## Exercise instructions
Extract all of the entries and set them down verbatim.

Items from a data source
================================
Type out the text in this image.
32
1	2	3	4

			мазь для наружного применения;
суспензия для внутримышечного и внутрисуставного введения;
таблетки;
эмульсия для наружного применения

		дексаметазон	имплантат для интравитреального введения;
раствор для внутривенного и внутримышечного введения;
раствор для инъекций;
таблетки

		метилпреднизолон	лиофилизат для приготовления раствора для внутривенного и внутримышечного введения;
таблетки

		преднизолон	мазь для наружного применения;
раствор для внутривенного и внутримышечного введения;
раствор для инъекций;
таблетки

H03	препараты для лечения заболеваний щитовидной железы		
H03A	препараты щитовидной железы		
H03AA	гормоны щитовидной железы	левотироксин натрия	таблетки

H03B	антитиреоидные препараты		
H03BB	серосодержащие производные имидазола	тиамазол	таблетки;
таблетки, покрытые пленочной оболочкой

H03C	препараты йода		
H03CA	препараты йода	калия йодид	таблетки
================================
## Answer for the task
Type out the text in this image.
32
1	2	3	4

			мазь для наружного применения;
суспензия для внутримышечного и внутрисуставного введения;
таблетки;
эмульсия для наружного применения

		дексаметазон	имплантат для интравитреального введения;
раствор для внутривенного и внутримышечного введения;
раствор для инъекций;
таблетки

		метилпреднизолон	лиофилизат для приготовления раствора для внутривенного и внутримышечного введения;
таблетки

		преднизолон	мазь для наружного применения;
раствор для внутривенного и внутримышечного введения;
раствор для инъекций;
таблетки

H03	препараты для лечения заболеваний щитовидной железы		
H03A	препараты щитовидной железы		
H03AA	гормоны щитовидной железы	левотироксин натрия	таблетки

H03B	антитиреоидные препараты		
H03BB	серосодержащие производные имидазола	тиамазол	таблетки;
таблетки, покрытые пленочной оболочкой

H03C	препараты йода		
H03CA	препараты йода	калия йодид	таблетки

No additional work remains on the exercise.